═══ SUPPLIED ENTRIES
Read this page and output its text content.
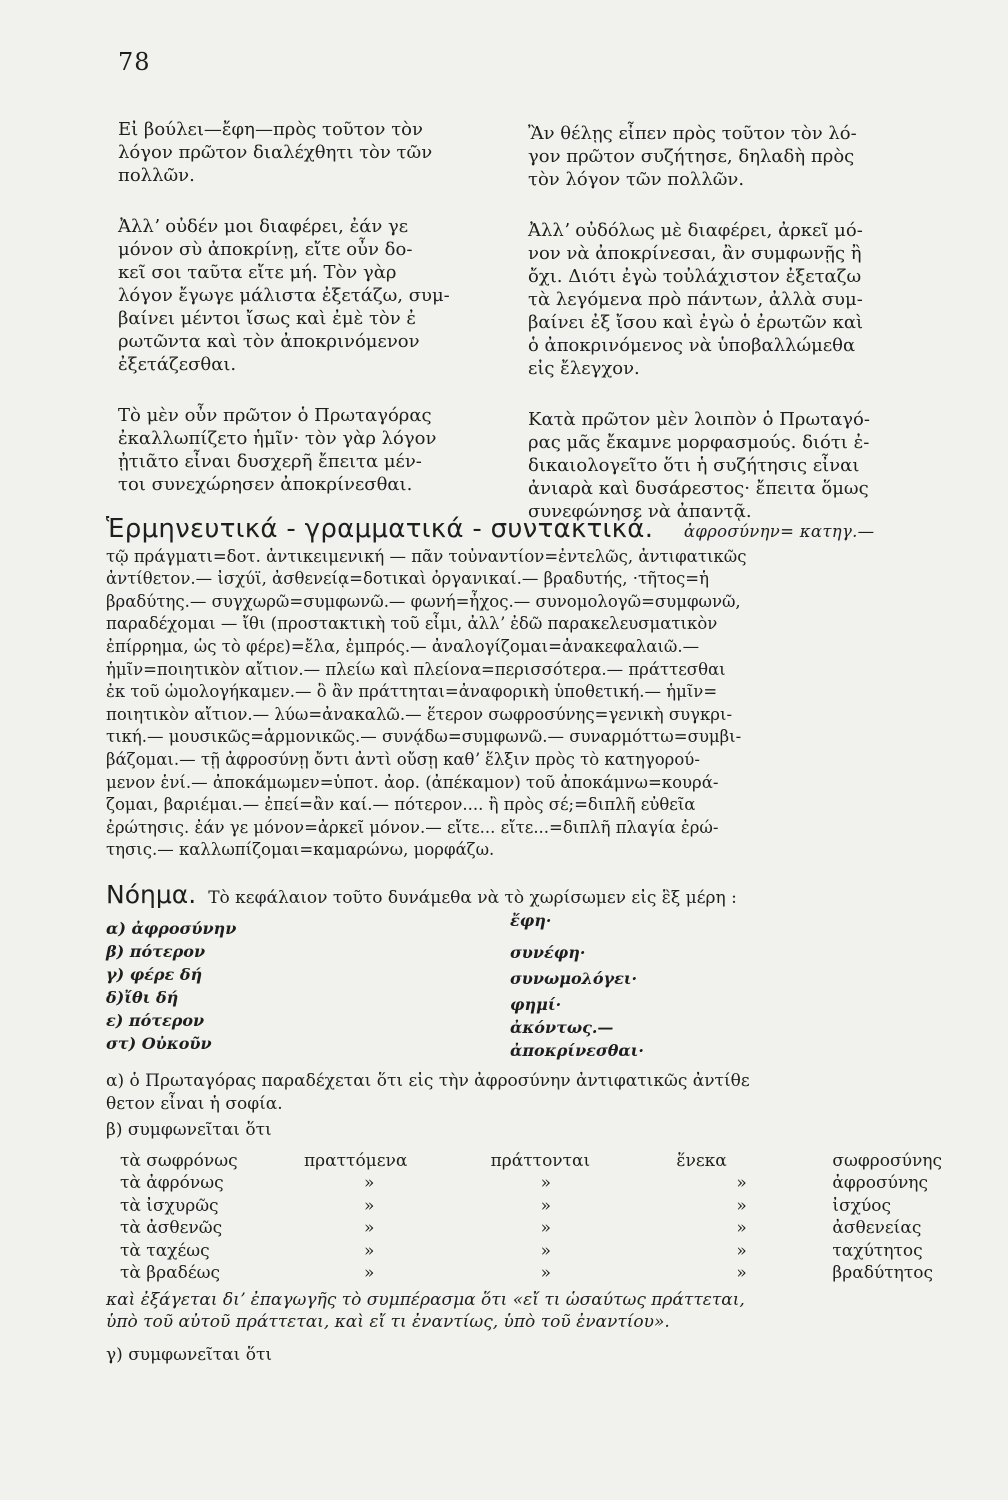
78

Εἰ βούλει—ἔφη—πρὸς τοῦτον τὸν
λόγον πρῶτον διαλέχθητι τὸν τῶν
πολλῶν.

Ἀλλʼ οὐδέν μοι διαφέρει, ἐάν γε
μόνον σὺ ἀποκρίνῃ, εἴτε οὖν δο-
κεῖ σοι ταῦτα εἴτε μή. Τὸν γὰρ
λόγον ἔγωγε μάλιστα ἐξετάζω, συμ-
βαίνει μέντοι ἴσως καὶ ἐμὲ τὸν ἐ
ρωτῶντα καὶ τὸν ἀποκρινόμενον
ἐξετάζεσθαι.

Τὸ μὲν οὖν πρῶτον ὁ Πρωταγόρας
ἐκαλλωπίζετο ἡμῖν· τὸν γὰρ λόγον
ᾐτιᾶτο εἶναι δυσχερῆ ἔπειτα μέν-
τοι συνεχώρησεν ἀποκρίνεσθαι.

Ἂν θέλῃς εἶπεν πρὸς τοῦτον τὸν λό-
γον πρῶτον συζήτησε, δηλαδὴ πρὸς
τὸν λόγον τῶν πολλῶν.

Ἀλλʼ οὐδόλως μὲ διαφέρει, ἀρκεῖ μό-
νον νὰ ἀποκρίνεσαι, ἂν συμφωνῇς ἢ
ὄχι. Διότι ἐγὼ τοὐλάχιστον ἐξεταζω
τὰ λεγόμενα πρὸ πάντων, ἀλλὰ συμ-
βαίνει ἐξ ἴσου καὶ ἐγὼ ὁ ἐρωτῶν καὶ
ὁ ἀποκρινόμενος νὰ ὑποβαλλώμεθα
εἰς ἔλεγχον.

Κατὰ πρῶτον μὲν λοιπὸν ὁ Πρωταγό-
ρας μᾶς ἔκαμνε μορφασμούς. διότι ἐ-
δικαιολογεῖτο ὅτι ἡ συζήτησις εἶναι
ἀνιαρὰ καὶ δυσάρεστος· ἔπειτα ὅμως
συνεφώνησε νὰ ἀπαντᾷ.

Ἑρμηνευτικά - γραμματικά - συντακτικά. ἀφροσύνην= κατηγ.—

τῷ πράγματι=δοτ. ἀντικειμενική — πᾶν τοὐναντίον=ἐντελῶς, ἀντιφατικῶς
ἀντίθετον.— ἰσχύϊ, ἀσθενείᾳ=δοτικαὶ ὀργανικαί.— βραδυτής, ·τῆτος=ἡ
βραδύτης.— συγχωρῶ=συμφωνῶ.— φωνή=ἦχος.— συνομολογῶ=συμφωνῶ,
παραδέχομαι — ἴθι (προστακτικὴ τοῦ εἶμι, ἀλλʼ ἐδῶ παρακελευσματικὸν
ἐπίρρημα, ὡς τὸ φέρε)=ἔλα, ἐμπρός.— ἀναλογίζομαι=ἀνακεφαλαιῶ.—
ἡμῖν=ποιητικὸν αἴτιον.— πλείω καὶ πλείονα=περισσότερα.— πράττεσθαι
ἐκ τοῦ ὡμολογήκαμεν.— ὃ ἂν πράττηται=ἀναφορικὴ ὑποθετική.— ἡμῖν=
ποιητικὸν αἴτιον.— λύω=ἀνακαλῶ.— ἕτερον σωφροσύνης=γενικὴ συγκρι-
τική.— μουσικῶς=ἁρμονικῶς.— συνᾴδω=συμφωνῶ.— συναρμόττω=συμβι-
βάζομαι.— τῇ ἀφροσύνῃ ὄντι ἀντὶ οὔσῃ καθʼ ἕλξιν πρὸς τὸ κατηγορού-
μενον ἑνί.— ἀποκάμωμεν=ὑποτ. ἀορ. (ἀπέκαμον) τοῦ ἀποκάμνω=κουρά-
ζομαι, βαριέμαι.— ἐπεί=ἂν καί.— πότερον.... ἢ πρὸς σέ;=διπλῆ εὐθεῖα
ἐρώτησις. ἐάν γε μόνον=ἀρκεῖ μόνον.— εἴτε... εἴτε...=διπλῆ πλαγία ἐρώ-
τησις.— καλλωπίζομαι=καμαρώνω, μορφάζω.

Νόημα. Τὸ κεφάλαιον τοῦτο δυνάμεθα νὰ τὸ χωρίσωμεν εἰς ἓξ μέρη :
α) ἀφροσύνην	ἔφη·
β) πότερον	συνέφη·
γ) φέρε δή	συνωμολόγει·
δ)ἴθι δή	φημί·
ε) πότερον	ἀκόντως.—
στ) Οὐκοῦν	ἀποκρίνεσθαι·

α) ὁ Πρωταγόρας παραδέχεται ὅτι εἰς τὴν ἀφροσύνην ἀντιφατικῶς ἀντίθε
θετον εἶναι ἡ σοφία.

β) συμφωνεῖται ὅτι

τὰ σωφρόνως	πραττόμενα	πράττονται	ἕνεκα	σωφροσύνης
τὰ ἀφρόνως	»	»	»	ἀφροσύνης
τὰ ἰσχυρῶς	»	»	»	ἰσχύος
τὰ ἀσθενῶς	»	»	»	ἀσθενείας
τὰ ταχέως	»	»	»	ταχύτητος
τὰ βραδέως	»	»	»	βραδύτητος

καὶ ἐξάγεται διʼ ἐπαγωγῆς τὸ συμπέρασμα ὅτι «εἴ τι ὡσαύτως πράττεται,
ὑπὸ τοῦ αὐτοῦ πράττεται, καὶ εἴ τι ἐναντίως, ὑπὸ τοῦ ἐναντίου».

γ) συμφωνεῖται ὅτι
══════
**WHAT IS EXPECTED**
Reproduce each entry verbatim, excluding any embedded images.

**ANSWER BELOW**
Read this page and output its text content.
78

Εἰ βούλει—ἔφη—πρὸς τοῦτον τὸν
λόγον πρῶτον διαλέχθητι τὸν τῶν
πολλῶν.

Ἀλλʼ οὐδέν μοι διαφέρει, ἐάν γε
μόνον σὺ ἀποκρίνῃ, εἴτε οὖν δο-
κεῖ σοι ταῦτα εἴτε μή. Τὸν γὰρ
λόγον ἔγωγε μάλιστα ἐξετάζω, συμ-
βαίνει μέντοι ἴσως καὶ ἐμὲ τὸν ἐ
ρωτῶντα καὶ τὸν ἀποκρινόμενον
ἐξετάζεσθαι.

Τὸ μὲν οὖν πρῶτον ὁ Πρωταγόρας
ἐκαλλωπίζετο ἡμῖν· τὸν γὰρ λόγον
ᾐτιᾶτο εἶναι δυσχερῆ ἔπειτα μέν-
τοι συνεχώρησεν ἀποκρίνεσθαι.

Ἂν θέλῃς εἶπεν πρὸς τοῦτον τὸν λό-
γον πρῶτον συζήτησε, δηλαδὴ πρὸς
τὸν λόγον τῶν πολλῶν.

Ἀλλʼ οὐδόλως μὲ διαφέρει, ἀρκεῖ μό-
νον νὰ ἀποκρίνεσαι, ἂν συμφωνῇς ἢ
ὄχι. Διότι ἐγὼ τοὐλάχιστον ἐξεταζω
τὰ λεγόμενα πρὸ πάντων, ἀλλὰ συμ-
βαίνει ἐξ ἴσου καὶ ἐγὼ ὁ ἐρωτῶν καὶ
ὁ ἀποκρινόμενος νὰ ὑποβαλλώμεθα
εἰς ἔλεγχον.

Κατὰ πρῶτον μὲν λοιπὸν ὁ Πρωταγό-
ρας μᾶς ἔκαμνε μορφασμούς. διότι ἐ-
δικαιολογεῖτο ὅτι ἡ συζήτησις εἶναι
ἀνιαρὰ καὶ δυσάρεστος· ἔπειτα ὅμως
συνεφώνησε νὰ ἀπαντᾷ.

Ἑρμηνευτικά - γραμματικά - συντακτικά. ἀφροσύνην= κατηγ.—

τῷ πράγματι=δοτ. ἀντικειμενική — πᾶν τοὐναντίον=ἐντελῶς, ἀντιφατικῶς
ἀντίθετον.— ἰσχύϊ, ἀσθενείᾳ=δοτικαὶ ὀργανικαί.— βραδυτής, ·τῆτος=ἡ
βραδύτης.— συγχωρῶ=συμφωνῶ.— φωνή=ἦχος.— συνομολογῶ=συμφωνῶ,
παραδέχομαι — ἴθι (προστακτικὴ τοῦ εἶμι, ἀλλʼ ἐδῶ παρακελευσματικὸν
ἐπίρρημα, ὡς τὸ φέρε)=ἔλα, ἐμπρός.— ἀναλογίζομαι=ἀνακεφαλαιῶ.—
ἡμῖν=ποιητικὸν αἴτιον.— πλείω καὶ πλείονα=περισσότερα.— πράττεσθαι
ἐκ τοῦ ὡμολογήκαμεν.— ὃ ἂν πράττηται=ἀναφορικὴ ὑποθετική.— ἡμῖν=
ποιητικὸν αἴτιον.— λύω=ἀνακαλῶ.— ἕτερον σωφροσύνης=γενικὴ συγκρι-
τική.— μουσικῶς=ἁρμονικῶς.— συνᾴδω=συμφωνῶ.— συναρμόττω=συμβι-
βάζομαι.— τῇ ἀφροσύνῃ ὄντι ἀντὶ οὔσῃ καθʼ ἕλξιν πρὸς τὸ κατηγορού-
μενον ἑνί.— ἀποκάμωμεν=ὑποτ. ἀορ. (ἀπέκαμον) τοῦ ἀποκάμνω=κουρά-
ζομαι, βαριέμαι.— ἐπεί=ἂν καί.— πότερον.... ἢ πρὸς σέ;=διπλῆ εὐθεῖα
ἐρώτησις. ἐάν γε μόνον=ἀρκεῖ μόνον.— εἴτε... εἴτε...=διπλῆ πλαγία ἐρώ-
τησις.— καλλωπίζομαι=καμαρώνω, μορφάζω.

Νόημα. Τὸ κεφάλαιον τοῦτο δυνάμεθα νὰ τὸ χωρίσωμεν εἰς ἓξ μέρη :
α) ἀφροσύνην	ἔφη·
β) πότερον	συνέφη·
γ) φέρε δή	συνωμολόγει·
δ)ἴθι δή	φημί·
ε) πότερον	ἀκόντως.—
στ) Οὐκοῦν	ἀποκρίνεσθαι·

α) ὁ Πρωταγόρας παραδέχεται ὅτι εἰς τὴν ἀφροσύνην ἀντιφατικῶς ἀντίθε
θετον εἶναι ἡ σοφία.

β) συμφωνεῖται ὅτι

τὰ σωφρόνως	πραττόμενα	πράττονται	ἕνεκα	σωφροσύνης
τὰ ἀφρόνως	»	»	»	ἀφροσύνης
τὰ ἰσχυρῶς	»	»	»	ἰσχύος
τὰ ἀσθενῶς	»	»	»	ἀσθενείας
τὰ ταχέως	»	»	»	ταχύτητος
τὰ βραδέως	»	»	»	βραδύτητος

καὶ ἐξάγεται διʼ ἐπαγωγῆς τὸ συμπέρασμα ὅτι «εἴ τι ὡσαύτως πράττεται,
ὑπὸ τοῦ αὐτοῦ πράττεται, καὶ εἴ τι ἐναντίως, ὑπὸ τοῦ ἐναντίου».

γ) συμφωνεῖται ὅτι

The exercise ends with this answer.